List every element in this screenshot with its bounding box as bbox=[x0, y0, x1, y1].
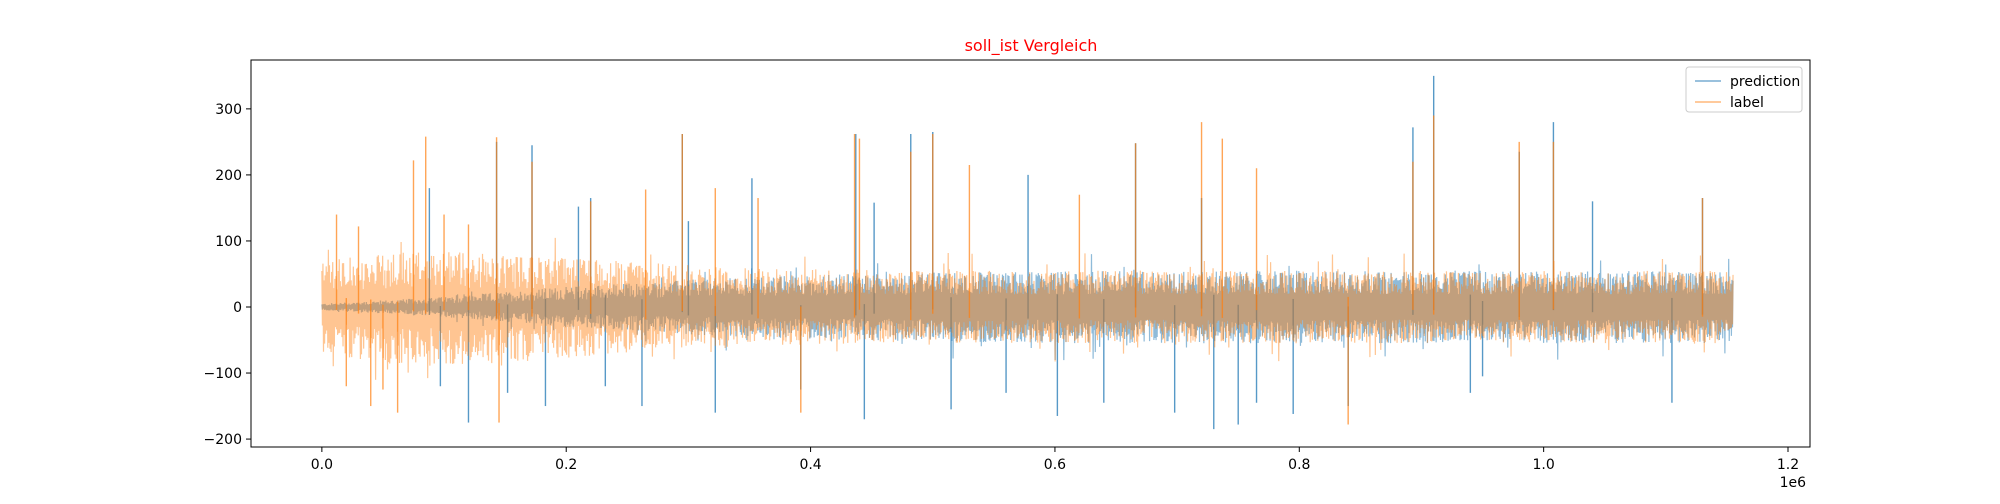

########################################

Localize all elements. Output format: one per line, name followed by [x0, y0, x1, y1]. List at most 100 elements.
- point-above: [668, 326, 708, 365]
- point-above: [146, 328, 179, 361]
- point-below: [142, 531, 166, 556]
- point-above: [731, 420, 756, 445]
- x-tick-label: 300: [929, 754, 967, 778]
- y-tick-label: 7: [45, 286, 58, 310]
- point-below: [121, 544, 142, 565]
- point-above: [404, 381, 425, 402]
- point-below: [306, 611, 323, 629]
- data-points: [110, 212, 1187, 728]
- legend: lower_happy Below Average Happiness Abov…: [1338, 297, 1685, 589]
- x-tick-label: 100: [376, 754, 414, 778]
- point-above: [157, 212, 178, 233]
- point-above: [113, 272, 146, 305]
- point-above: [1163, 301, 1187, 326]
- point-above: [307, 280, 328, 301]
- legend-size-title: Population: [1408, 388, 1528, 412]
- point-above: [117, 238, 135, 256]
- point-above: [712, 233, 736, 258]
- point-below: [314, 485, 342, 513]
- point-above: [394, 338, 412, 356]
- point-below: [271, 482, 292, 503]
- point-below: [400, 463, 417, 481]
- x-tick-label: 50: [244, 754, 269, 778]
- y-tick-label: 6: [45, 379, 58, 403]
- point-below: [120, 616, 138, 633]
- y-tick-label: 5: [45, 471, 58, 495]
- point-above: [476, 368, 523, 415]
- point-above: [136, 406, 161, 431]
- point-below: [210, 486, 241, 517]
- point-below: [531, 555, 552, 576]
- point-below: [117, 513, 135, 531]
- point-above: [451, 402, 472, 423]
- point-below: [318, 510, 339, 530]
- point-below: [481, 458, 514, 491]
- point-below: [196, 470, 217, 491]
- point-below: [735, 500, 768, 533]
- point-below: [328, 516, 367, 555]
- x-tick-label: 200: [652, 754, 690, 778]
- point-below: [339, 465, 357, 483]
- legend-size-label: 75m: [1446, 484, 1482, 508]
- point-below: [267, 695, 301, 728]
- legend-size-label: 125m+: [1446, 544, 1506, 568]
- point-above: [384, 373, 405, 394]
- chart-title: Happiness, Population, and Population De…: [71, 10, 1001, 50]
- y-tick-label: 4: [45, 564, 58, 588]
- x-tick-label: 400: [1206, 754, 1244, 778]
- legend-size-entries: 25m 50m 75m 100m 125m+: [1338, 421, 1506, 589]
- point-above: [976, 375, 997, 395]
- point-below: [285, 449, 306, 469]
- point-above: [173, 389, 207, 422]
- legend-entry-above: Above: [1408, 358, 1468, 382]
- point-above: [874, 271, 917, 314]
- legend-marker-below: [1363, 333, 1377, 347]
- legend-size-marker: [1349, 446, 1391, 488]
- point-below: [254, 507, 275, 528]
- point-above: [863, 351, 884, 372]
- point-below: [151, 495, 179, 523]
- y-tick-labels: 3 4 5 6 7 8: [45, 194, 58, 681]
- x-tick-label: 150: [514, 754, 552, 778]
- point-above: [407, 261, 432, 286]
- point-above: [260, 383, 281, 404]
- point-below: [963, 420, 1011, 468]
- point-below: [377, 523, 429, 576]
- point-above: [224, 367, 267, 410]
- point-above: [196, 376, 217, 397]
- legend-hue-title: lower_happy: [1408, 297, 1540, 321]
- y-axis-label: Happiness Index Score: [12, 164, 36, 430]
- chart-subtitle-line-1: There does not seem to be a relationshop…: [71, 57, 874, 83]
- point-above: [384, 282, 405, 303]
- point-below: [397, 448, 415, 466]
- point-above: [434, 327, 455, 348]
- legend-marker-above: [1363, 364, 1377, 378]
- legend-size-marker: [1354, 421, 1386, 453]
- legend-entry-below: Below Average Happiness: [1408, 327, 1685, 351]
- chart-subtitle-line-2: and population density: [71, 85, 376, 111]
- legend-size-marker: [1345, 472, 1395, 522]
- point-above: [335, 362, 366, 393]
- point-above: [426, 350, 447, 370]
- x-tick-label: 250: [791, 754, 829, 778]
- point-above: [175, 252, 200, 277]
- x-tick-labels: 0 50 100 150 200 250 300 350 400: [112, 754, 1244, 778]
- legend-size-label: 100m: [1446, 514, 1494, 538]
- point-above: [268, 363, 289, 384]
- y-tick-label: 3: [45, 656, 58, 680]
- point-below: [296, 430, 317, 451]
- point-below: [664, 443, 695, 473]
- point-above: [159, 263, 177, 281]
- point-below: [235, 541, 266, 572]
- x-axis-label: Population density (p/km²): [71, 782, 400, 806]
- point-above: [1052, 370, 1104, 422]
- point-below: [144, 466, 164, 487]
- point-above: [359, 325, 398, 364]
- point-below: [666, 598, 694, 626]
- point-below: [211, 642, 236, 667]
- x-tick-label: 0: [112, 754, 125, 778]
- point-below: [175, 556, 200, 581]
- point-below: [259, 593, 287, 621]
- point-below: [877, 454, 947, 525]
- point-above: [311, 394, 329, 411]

########################################

Task statement: Please put the records between the lines holding "Localize all elements." and "- point-below: [314, 485, 342, 513]", inclusive, into a two-column CSV with the columns instruction and reply. Give one row per instruction, with the instruction and its reply each in a single quoted field and line breaks replaced by spaces.

Written answer:
instruction,reply
"Localize all elements. Output format: one per line, name followed by [x0, y0, x1, y1]. List at most 100 elements.","- point-above: [668, 326, 708, 365] - point-above: [146, 328, 179, 361] - point-below: [142, 531, 166, 556] - point-above: [731, 420, 756, 445] - x-tick-label: 300: [929, 754, 967, 778] - y-tick-label: 7: [45, 286, 58, 310] - point-below: [121, 544, 142, 565] - point-above: [404, 381, 425, 402] - point-below: [306, 611, 323, 629] - data-points: [110, 212, 1187, 728] - legend: lower_happy Below Average Happiness Abov…: [1338, 297, 1685, 589] - x-tick-label: 100: [376, 754, 414, 778] - point-above: [157, 212, 178, 233] - point-above: [113, 272, 146, 305] - point-above: [1163, 301, 1187, 326] - point-above: [307, 280, 328, 301] - legend-size-title: Population: [1408, 388, 1528, 412] - point-above: [117, 238, 135, 256] - point-above: [712, 233, 736, 258] - point-below: [314, 485, 342, 513]"